> _Page text_
▼

[Feature] Feedback on Ray Job API

msaroufim commented 2 years ago

Hi everyone,

I've been using the Ray Job API and ray up as part of my work build a Ray scheduler for torchX

I will preface the below by saying I think the Ray Job API is a great feature but I think it needs a bit more work to make it as great to use as the rest of Ray.

I had some feedback to improve its usability and one major limitation I wanted to point out that @amogkam @jiaodong suggested I share.

Major limitation

Right now it seems like working_dir has a 100MB limit which is problematic since it means I don't have a clean story to load training data, binaries and extra files like label key value stores. This limits how "real" of a usecase this feature can support because even introductory Kaggle problems have datasets larger than 100MB.

Minor limitations and suggested improvements

The autoscaler API returns a dashboard url but doesn't seem to also return a port so this means I need to figure out the port by looking at the cluster.yaml and this may be solvable by using something like a jinja template but it's limiting
No connection to placement groups - if I'm submitting more than one job or if there are multiple people using a cluster then I need to constrain the resource requirements for a job - in the torchX Ray scheduler this is done via a driver script but it does feel strange that this doesn't naturally interop with existing Ray primitives. Ideally I just want a decorator or just an extra parameter in the job submission API to constrain resources
I may be wrong but I don't see any way of setting up a VPC in a private network which limits enterprise adoption of this feature https://gist.github.com/msaroufim/8623ead1b2dc75b09dbf2847330240e5
Not a Ray specific concern but when using my personal AWS account I needed to request an instance limit increase which after 48 is still not resolved. I wonder if this process can be streamlined assuming people put a reasonable credit card in the AWS console
requirements.txt is not supported and need to turn it into a list. I have the code to do this and can contribute it
Support for multiple directories - in my case I had to create a temporary directory, copy everything in, put that in a working directory and then delete when done
Polling could just use a native function since it's almost impossible to imagine using the job scheduler without it https://docs.ray.io/en/releases-1.9.0/ray-job-submission/overview.html#rest-api - alternatively would be great to implement it as async promise that gets fulfilled when a job succeeds or fails
JobStatus enum could be expanded to include queued which would be especially useful if I'm submitting several jobs or several people are submitting the same job to the cluster https://github.com/ray-project/ray/blob/master/dashboard/modules/job/common.py#L39
More of request to ray up but I wish there was an easy way to share the autoscaler ssh keys so multiple people can use the cluster I setup
A more natural way to submit distributed jobs - again maybe torchX with a driver script is the answer but submitting a job with environment variables as a baseline would make a lot of things simpler since for example pytorch distributed requires setting some environment variables like rank and world size

amogkam commented 2 years ago

Thanks for the thorough details @msaroufim! This is great feedback for us. Also cc @edoakes @AmeerHajAli

edoakes commented 2 years ago

Thanks so much for the feedback @msaroufim, this is really helpful!

▲

> _Set task 1_
Rewrite the rows, starting from the first one and running through the line that holds "341, 80, 359]", inclusive, as a numbered list, with any blank lines dropped.

Layout element annotations:
▼

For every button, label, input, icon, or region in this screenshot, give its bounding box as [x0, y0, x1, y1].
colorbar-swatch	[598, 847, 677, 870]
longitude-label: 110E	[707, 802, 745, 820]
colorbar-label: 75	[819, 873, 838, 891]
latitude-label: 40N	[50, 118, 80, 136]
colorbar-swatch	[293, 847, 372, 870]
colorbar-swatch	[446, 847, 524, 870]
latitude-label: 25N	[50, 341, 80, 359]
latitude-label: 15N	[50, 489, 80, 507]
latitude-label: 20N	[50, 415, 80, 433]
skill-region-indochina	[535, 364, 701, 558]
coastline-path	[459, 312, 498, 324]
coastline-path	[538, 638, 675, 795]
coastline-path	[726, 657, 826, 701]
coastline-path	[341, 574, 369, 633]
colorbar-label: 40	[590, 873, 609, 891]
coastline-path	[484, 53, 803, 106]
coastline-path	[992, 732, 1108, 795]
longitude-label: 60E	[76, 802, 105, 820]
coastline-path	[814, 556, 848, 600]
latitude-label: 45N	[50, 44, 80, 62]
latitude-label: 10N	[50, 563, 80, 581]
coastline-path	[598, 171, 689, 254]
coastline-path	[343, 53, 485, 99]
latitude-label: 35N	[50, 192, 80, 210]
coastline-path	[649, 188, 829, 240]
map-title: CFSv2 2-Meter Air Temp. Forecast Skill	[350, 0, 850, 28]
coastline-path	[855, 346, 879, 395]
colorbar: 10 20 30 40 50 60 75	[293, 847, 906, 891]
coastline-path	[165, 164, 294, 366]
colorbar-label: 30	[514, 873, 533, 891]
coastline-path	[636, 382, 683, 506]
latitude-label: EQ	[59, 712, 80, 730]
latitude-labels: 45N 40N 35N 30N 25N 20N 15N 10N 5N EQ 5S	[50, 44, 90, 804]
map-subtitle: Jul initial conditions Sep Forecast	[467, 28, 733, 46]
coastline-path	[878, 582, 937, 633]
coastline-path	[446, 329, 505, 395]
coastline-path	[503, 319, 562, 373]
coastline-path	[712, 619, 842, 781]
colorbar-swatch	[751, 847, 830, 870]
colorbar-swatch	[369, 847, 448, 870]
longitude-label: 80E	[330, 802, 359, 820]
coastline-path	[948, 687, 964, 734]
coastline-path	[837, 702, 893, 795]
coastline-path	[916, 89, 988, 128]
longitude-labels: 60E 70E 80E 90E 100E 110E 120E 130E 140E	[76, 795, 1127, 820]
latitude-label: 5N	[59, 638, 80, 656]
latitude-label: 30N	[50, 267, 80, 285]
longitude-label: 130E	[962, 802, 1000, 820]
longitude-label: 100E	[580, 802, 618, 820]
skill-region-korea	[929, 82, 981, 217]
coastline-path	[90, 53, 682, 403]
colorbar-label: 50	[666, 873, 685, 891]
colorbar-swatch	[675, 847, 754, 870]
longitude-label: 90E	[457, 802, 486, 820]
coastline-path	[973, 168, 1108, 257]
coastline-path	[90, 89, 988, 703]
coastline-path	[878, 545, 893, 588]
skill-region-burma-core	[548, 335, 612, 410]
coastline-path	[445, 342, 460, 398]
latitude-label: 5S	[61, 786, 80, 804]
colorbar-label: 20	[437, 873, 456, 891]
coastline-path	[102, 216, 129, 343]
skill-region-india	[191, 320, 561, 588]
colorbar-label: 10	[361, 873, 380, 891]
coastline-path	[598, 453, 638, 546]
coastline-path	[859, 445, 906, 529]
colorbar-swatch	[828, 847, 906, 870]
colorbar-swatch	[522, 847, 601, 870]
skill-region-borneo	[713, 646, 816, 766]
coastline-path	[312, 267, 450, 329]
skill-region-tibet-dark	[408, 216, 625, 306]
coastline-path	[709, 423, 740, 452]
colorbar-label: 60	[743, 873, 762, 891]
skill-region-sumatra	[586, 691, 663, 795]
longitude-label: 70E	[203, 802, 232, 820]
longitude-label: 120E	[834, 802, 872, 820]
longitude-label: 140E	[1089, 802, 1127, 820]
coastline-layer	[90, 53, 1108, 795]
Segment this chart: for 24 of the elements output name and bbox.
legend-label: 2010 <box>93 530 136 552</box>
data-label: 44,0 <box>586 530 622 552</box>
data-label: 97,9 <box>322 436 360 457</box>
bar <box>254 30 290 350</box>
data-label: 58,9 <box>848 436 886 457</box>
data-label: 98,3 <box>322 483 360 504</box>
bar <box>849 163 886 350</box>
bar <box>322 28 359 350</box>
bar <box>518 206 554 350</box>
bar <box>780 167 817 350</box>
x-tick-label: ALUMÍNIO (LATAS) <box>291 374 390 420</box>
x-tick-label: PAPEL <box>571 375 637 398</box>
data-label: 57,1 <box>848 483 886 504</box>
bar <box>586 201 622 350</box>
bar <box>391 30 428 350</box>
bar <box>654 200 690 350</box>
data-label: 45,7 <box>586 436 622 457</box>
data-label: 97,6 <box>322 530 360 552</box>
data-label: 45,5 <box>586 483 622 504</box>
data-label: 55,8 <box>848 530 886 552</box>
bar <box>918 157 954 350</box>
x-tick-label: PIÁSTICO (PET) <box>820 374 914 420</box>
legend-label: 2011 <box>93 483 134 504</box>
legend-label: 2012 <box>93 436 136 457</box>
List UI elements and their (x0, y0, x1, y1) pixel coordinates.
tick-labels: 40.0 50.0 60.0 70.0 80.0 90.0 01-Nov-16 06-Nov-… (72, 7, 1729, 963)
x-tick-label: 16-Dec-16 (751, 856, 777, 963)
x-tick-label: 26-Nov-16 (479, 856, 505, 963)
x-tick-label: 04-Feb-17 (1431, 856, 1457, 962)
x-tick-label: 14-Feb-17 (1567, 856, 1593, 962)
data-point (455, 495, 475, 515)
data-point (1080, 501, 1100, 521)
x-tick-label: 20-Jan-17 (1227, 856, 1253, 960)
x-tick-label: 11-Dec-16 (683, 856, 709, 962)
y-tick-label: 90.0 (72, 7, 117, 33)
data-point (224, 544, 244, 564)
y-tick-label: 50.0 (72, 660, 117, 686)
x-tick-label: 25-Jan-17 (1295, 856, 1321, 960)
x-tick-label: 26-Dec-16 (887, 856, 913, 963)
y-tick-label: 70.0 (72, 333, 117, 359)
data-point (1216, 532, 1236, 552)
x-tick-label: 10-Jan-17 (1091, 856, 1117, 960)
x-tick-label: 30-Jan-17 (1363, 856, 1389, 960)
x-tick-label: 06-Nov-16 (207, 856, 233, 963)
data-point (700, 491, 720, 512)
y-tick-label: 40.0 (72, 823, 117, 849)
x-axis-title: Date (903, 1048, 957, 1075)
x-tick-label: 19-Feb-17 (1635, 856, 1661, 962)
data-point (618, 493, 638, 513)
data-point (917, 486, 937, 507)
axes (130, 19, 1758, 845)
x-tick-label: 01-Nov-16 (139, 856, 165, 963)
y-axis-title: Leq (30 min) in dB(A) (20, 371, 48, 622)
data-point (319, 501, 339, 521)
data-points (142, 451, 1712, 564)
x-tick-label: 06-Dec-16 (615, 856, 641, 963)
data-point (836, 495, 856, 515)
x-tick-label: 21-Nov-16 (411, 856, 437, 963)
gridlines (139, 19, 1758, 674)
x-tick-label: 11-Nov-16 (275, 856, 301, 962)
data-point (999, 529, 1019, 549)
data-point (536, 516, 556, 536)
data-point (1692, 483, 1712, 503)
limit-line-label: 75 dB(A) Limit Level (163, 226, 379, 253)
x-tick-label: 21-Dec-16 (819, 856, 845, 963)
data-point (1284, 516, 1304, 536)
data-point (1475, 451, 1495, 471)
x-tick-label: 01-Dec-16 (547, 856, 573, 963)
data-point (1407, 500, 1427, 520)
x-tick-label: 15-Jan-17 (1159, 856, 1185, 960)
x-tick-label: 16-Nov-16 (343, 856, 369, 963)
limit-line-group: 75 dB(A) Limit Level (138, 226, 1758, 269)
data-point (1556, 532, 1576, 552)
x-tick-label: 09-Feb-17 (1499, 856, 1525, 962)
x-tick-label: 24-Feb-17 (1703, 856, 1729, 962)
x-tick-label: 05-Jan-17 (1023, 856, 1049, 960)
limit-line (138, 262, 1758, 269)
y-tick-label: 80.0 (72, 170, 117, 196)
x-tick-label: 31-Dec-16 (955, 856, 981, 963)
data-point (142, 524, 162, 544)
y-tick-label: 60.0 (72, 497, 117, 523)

▲

> _Set task 2_
Reproduce the passage of the Ray Job API feedback thread that runs between "Right now it" and "larger than 100MB.", inclusive, without altering a word.

> _Reply 1_
1. For every button, label, input, icon, or region in this screenshot, give its bounding box as [x0, y0, x1, y1].
2. colorbar-swatch	[598, 847, 677, 870]
3. longitude-label: 110E	[707, 802, 745, 820]
4. colorbar-label: 75	[819, 873, 838, 891]
5. latitude-label: 40N	[50, 118, 80, 136]
6. colorbar-swatch	[293, 847, 372, 870]
7. colorbar-swatch	[446, 847, 524, 870]
8. latitude-label: 25N	[50, 341, 80, 359]

> _Reply 2_
Right now it seems like working_dir has a 100MB limit which is problematic since it means I don't have a clean story to load training data, binaries and extra files like label key value stores. This limits how "real" of a usecase this feature can support because even introductory Kaggle problems have datasets larger than 100MB.